▶ _What needs to be done_
Copy out the rows below word for word, from the first one up to and including the row with "y-tick-label: 0e+00 (33, 436, 80, 452)".

BEGIN Extracted records

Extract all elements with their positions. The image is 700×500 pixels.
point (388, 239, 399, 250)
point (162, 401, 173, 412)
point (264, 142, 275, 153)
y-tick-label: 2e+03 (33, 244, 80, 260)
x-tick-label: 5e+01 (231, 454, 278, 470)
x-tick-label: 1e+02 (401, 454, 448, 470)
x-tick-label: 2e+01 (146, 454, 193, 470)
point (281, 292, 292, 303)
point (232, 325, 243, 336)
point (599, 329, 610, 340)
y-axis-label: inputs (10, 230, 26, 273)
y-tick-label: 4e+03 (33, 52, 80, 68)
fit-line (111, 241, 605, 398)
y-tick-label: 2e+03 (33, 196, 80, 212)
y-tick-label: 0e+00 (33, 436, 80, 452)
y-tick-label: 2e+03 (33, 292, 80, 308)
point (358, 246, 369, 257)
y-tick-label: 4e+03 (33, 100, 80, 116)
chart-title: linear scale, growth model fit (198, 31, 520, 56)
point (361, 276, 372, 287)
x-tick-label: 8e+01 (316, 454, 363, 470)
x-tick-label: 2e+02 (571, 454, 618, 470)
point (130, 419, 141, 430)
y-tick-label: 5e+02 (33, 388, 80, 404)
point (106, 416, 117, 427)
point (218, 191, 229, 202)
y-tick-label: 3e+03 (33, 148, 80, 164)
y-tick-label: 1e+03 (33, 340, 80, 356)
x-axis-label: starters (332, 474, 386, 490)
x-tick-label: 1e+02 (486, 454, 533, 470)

END Extracted records

▶ _Result below_
Extract all elements with their positions. The image is 700×500 pixels.
point (388, 239, 399, 250)
point (162, 401, 173, 412)
point (264, 142, 275, 153)
y-tick-label: 2e+03 (33, 244, 80, 260)
x-tick-label: 5e+01 (231, 454, 278, 470)
x-tick-label: 1e+02 (401, 454, 448, 470)
x-tick-label: 2e+01 (146, 454, 193, 470)
point (281, 292, 292, 303)
point (232, 325, 243, 336)
point (599, 329, 610, 340)
y-axis-label: inputs (10, 230, 26, 273)
y-tick-label: 4e+03 (33, 52, 80, 68)
fit-line (111, 241, 605, 398)
y-tick-label: 2e+03 (33, 196, 80, 212)
y-tick-label: 0e+00 (33, 436, 80, 452)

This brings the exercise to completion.